** Start of Records **

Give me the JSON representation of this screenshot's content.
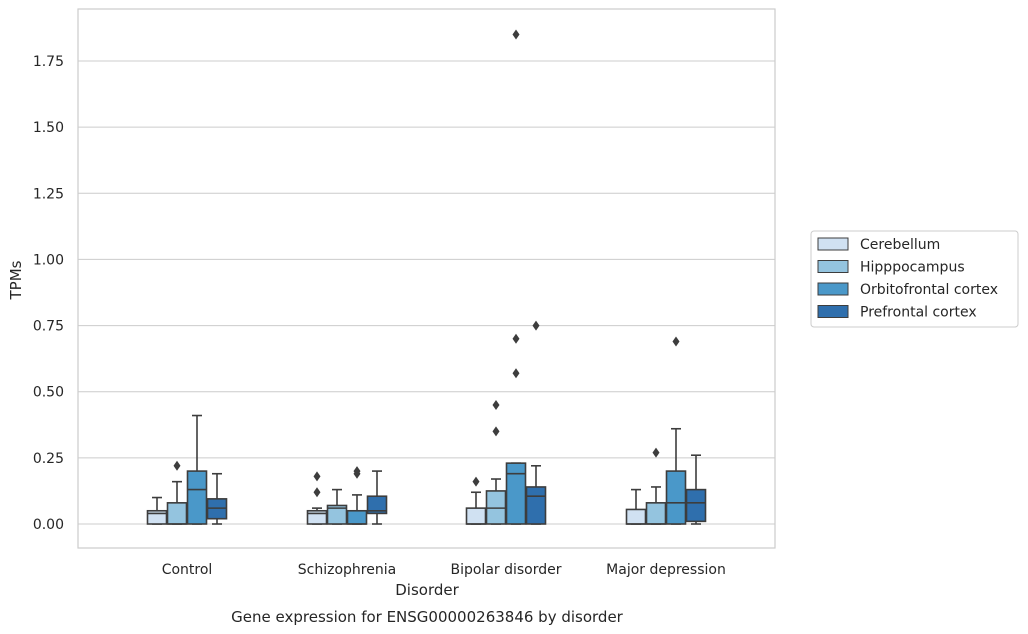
{
  "chart_data": {
    "type": "box",
    "title": "",
    "caption": "Gene expression for ENSG00000263846 by disorder",
    "xlabel": "Disorder",
    "ylabel": "TPMs",
    "ylim": [
      -0.09,
      1.95
    ],
    "yticks": [
      0.0,
      0.25,
      0.5,
      0.75,
      1.0,
      1.25,
      1.5,
      1.75
    ],
    "ytick_labels": [
      "0.00",
      "0.25",
      "0.50",
      "0.75",
      "1.00",
      "1.25",
      "1.50",
      "1.75"
    ],
    "grid": "horizontal",
    "legend_position": "right",
    "categories": [
      "Control",
      "Schizophrenia",
      "Bipolar disorder",
      "Major depression"
    ],
    "series": [
      {
        "name": "Cerebellum",
        "color": "#d0e1f2",
        "boxes": [
          {
            "whisker_low": 0.0,
            "q1": 0.0,
            "median": 0.04,
            "q3": 0.05,
            "whisker_high": 0.1,
            "outliers": []
          },
          {
            "whisker_low": 0.0,
            "q1": 0.0,
            "median": 0.04,
            "q3": 0.05,
            "whisker_high": 0.06,
            "outliers": [
              0.12,
              0.18
            ]
          },
          {
            "whisker_low": 0.0,
            "q1": 0.0,
            "median": 0.0,
            "q3": 0.06,
            "whisker_high": 0.12,
            "outliers": [
              0.16
            ]
          },
          {
            "whisker_low": 0.0,
            "q1": 0.0,
            "median": 0.0,
            "q3": 0.055,
            "whisker_high": 0.13,
            "outliers": []
          }
        ]
      },
      {
        "name": "Hipppocampus",
        "color": "#94c4df",
        "boxes": [
          {
            "whisker_low": 0.0,
            "q1": 0.0,
            "median": 0.0,
            "q3": 0.08,
            "whisker_high": 0.16,
            "outliers": [
              0.22
            ]
          },
          {
            "whisker_low": 0.0,
            "q1": 0.0,
            "median": 0.06,
            "q3": 0.07,
            "whisker_high": 0.13,
            "outliers": []
          },
          {
            "whisker_low": 0.0,
            "q1": 0.0,
            "median": 0.06,
            "q3": 0.125,
            "whisker_high": 0.17,
            "outliers": [
              0.35,
              0.45
            ]
          },
          {
            "whisker_low": 0.0,
            "q1": 0.0,
            "median": 0.0,
            "q3": 0.08,
            "whisker_high": 0.14,
            "outliers": [
              0.27
            ]
          }
        ]
      },
      {
        "name": "Orbitofrontal cortex",
        "color": "#4a98c9",
        "boxes": [
          {
            "whisker_low": 0.0,
            "q1": 0.0,
            "median": 0.13,
            "q3": 0.2,
            "whisker_high": 0.41,
            "outliers": []
          },
          {
            "whisker_low": 0.0,
            "q1": 0.0,
            "median": 0.0,
            "q3": 0.05,
            "whisker_high": 0.11,
            "outliers": [
              0.19,
              0.2
            ]
          },
          {
            "whisker_low": 0.0,
            "q1": 0.0,
            "median": 0.19,
            "q3": 0.23,
            "whisker_high": 0.23,
            "outliers": [
              0.57,
              0.7,
              1.85
            ]
          },
          {
            "whisker_low": 0.0,
            "q1": 0.0,
            "median": 0.08,
            "q3": 0.2,
            "whisker_high": 0.36,
            "outliers": [
              0.69
            ]
          }
        ]
      },
      {
        "name": "Prefrontal cortex",
        "color": "#2f6fad",
        "boxes": [
          {
            "whisker_low": 0.0,
            "q1": 0.02,
            "median": 0.06,
            "q3": 0.095,
            "whisker_high": 0.19,
            "outliers": []
          },
          {
            "whisker_low": 0.0,
            "q1": 0.04,
            "median": 0.05,
            "q3": 0.105,
            "whisker_high": 0.2,
            "outliers": []
          },
          {
            "whisker_low": 0.0,
            "q1": 0.0,
            "median": 0.105,
            "q3": 0.14,
            "whisker_high": 0.22,
            "outliers": [
              0.75
            ]
          },
          {
            "whisker_low": 0.0,
            "q1": 0.01,
            "median": 0.08,
            "q3": 0.13,
            "whisker_high": 0.26,
            "outliers": []
          }
        ]
      }
    ]
  },
  "colors": {
    "grid": "#cccccc",
    "axes_frame": "#cccccc",
    "box_edge": "#3d3d3d",
    "text": "#262626"
  }
}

** End of Records **

● **What is required**
Take each line containing the string "cortex" and copy it out.

● **Solution**
        "name": "Orbitofrontal cortex",
        "name": "Prefrontal cortex",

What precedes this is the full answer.